▸ TASK INSTRUCTIONS
Examine the material below. Gather every line in which the string "color" appears.

▸ RECORDED DATA

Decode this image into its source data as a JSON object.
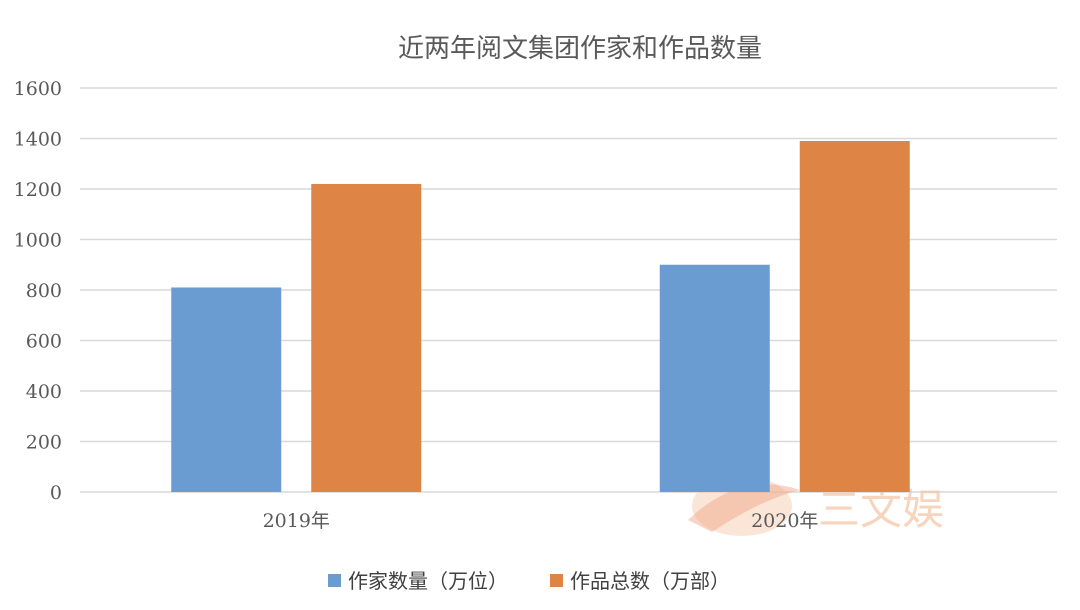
{
  "chart_data": {
    "type": "bar",
    "title": "近两年阅文集团作家和作品数量",
    "categories": [
      "2019年",
      "2020年"
    ],
    "series": [
      {
        "name": "作家数量（万位）",
        "values": [
          810,
          900
        ],
        "color": "#6a9bd1"
      },
      {
        "name": "作品总数（万部）",
        "values": [
          1220,
          1390
        ],
        "color": "#de8444"
      }
    ],
    "ylim": [
      0,
      1600
    ],
    "yticks": [
      0,
      200,
      400,
      600,
      800,
      1000,
      1200,
      1400,
      1600
    ],
    "grid": true,
    "legend": "bottom"
  },
  "watermark": {
    "text": "三文娱",
    "color": "#f4c6a6"
  }
}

▸ OUTPUT
        "color": "#6a9bd1"
        "color": "#de8444"
    "color": "#f4c6a6"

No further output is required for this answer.